**Task goal:**
Among the entries below, find the lines with "HOUR" and copy them.

------

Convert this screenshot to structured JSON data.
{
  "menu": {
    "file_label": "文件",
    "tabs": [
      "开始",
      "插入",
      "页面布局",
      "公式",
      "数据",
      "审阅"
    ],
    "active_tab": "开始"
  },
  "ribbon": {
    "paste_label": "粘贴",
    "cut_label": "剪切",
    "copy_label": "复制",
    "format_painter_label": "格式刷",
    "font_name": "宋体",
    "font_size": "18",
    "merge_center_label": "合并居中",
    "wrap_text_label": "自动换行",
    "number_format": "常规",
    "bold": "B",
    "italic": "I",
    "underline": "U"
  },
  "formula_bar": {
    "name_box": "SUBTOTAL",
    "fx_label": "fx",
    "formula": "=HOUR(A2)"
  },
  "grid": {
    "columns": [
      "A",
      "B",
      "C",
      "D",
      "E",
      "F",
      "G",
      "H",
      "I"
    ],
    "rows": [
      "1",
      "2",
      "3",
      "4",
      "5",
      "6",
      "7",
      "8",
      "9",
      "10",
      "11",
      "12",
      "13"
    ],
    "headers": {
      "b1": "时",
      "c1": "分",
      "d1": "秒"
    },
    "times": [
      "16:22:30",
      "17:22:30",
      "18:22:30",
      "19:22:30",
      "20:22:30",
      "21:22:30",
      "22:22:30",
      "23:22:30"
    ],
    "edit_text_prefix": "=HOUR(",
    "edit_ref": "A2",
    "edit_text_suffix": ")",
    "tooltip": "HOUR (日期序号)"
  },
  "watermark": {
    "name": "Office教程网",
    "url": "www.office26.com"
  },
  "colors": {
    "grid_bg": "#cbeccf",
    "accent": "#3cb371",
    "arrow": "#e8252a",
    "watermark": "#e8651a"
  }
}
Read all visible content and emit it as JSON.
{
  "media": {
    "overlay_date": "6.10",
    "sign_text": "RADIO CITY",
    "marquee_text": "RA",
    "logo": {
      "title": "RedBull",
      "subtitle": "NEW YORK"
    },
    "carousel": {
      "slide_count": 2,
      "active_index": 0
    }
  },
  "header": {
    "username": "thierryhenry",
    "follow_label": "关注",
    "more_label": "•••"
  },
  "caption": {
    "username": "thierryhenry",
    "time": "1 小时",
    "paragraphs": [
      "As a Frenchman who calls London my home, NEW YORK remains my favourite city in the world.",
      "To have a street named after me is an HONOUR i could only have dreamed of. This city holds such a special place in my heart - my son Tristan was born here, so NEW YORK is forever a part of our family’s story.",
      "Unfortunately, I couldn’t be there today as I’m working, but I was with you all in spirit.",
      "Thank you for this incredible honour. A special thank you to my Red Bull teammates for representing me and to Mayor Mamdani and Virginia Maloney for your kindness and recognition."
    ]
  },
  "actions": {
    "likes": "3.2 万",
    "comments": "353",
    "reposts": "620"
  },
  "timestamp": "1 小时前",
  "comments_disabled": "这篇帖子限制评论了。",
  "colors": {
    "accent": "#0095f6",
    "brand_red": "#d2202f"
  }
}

------

**Exercise answer:**
    "formula": "=HOUR(A2)"
    "edit_text_prefix": "=HOUR(",
    "tooltip": "HOUR (日期序号)"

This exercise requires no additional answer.